Nienkämper
- Company type: Private
- Industry: Manufacturing
- Founded: 1968
- Founder: Klaus Nienkämper
- Headquarters: Toronto, Ontario, Canada
- Area served: Worldwide
- Products: Furniture
- Website: https://www.nienkamper.com/

= Nienkämper =

Company

Nienkämper is a furniture manufacturer founded by Klaus Nienkämper in 1968. The North American company operates a 120,000-square-foot factory in Toronto's east end that produces furniture for office, residential, institutional and hospitality applications with showrooms in Toronto, New York, Chicago and Dallas.

== History ==
Klaus Nienkämper, who emigrated to Canada from Duisburg, Germany in 1960, is recognized for helping to introduce modern European furniture to Canadians at a time when modernism was just beginning to enter the country. In Making Toronto Modern, Christopher Armstrong argues that Toronto’s residents only started to adopt modernism in the 1950s, and that Finnish architect Viljo Revell’s Toronto City Hall, which opened in 1965, was a turning point for the city's Modernism movement. "Nienkamper threw himself into one of Canada's most optimistic eras," writes architecture critic Lisa Rochon, "when government-sponsored design centres in Montreal, Ottawa and Toronto opened and exhibitions travelled across the country." He supplied furniture to Moshe Safdie’s Habitat housing complex at Expo 67 in Montreal, the minimalist terminal of Gander International Airport, and the lounge at Toronto’s Pearson International Airport. In this milieu, Nienkämper established his eponymous furniture company in 1968, opening a showroom at 300 King Street East in Toronto in the same year. While the company began as an importer and manufacturer under license for such modern European brands as Knoll and de Sede. Nienkämper eventually developed its own furniture collections designed by international and Canadian designers.

*Supplied entries*
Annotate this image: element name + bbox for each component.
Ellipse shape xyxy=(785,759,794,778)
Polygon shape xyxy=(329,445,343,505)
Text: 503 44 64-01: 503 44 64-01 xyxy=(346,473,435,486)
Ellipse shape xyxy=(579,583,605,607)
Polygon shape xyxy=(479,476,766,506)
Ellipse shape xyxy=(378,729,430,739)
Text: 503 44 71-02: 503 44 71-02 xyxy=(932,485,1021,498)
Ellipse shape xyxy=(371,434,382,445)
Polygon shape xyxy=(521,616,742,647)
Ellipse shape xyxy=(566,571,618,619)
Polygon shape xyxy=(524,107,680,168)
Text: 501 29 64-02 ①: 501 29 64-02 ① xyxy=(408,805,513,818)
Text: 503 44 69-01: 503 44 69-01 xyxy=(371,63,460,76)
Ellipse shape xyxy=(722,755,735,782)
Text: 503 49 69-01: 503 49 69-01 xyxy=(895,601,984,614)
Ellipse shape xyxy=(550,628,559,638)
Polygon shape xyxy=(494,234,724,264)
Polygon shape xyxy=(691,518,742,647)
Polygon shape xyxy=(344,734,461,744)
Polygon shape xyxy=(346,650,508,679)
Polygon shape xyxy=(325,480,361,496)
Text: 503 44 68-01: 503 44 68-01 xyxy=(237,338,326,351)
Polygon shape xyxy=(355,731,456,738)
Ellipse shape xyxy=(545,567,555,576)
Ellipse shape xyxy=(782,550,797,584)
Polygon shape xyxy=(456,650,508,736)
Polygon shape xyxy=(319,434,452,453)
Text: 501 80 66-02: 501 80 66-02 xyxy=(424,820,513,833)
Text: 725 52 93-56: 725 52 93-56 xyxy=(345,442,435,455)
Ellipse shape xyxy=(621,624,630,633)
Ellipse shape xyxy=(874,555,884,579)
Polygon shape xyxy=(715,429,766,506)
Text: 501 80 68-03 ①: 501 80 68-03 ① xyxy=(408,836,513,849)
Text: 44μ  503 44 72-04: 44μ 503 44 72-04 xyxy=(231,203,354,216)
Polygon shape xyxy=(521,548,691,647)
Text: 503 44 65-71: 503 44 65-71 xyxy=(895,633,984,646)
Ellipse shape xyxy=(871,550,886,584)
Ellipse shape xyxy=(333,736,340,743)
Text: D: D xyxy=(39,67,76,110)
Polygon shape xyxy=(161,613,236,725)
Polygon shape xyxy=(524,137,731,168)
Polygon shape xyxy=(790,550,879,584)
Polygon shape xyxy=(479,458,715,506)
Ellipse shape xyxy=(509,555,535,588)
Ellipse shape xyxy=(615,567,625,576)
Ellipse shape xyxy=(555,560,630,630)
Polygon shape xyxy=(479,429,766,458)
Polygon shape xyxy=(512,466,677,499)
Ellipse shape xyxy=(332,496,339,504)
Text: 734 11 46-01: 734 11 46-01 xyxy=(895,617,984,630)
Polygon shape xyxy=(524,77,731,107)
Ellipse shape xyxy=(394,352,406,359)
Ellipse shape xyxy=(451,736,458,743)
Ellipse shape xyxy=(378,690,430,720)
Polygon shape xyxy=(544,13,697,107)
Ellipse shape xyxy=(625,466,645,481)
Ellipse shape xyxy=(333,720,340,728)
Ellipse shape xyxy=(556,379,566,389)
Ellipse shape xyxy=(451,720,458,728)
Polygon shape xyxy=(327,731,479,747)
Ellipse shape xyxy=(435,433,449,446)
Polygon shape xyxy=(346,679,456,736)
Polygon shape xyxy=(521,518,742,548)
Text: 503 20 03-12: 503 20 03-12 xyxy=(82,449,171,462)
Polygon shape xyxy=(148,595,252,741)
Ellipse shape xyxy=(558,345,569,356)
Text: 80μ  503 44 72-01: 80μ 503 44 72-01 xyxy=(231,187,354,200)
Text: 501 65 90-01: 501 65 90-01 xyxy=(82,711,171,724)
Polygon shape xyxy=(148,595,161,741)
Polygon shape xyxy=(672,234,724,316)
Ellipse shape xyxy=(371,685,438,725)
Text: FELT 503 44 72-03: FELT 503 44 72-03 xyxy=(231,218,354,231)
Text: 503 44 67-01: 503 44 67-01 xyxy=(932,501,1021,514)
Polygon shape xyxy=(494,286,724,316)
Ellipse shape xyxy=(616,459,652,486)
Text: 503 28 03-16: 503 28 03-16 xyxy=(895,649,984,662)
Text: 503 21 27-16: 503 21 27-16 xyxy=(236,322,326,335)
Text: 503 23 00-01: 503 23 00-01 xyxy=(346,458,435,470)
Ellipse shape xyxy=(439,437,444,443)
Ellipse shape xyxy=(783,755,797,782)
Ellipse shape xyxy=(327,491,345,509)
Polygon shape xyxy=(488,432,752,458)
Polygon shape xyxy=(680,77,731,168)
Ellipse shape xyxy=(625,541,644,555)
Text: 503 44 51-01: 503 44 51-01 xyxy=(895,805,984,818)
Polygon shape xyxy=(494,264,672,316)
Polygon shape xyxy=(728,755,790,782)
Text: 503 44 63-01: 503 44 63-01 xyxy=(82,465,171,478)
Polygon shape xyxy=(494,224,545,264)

*Task set*
**A)** In the history of the furniture company Nienkämper, what evidence does the text give that Klaus Nienkämper brought modern European furniture to Canada at an early stage of modernism there? Answer in one to three sentences.
**B)** Extend the history of the furniture company Nienkämper, picking up after its final sentence.

*Replies*
**A)** The text says modernism was only beginning to enter Canada at that time. It cites Christopher Armstrong's argument in Making Toronto Modern that Toronto's residents started adopting modernism only in the 1950s. Armstrong also names Viljo Revell's Toronto City Hall, which opened in 1965, as the city's turning point.

**B)**
In 2019, Klaus Nienkämper was the recipient of the Allied Arts Metal from the Royal Architectural Institute of Canada (RAIC) for his role in advancing furniture design in Canada. As one juror put it, "Klaus Nienkämper’s furniture designs are fundamental to late-century Canadian architectural history."

== 296 King Street East ==
In Exploring Toronto, a guidebook published by the Toronto Chapter of Architects in 1972, Canadian architect Ron Thom points out "Klaus Nienkämper’s store" at 300 King Street East. Only a few years earlier, in 1968, Nienkämper had renovated the derelict building at the corner of King and Jarvis streets into a modern furniture showroom, which was the first of its kind in Canada. In the 70s, when Toronto bars closed at 11 p.m., Nienkämper ran a well-attended speakeasy in the store. Today, it is surrounded by residential design stores that are known collectively as the King East Design District. The showroom is presently operated by Nienkämper’s son, Klaus Nienkämper II, who rebranded it as Klaus by Nienkämper in 2001 and expanded the showroom's offering to include both Nienkämper and international brand designs.

== Work ==
Over five decades, Nienkämper has collaborated with a roster of designers and architects including Thomas Lamb, Tom Deacon, Yabu Pushelberg, Mark Müller, Scot Laughton, Karim Rashid, Shim Sutcliffe, Busk + Hertzog, Hadi Teherani, Andre Staffelbach, and many others on furniture collections.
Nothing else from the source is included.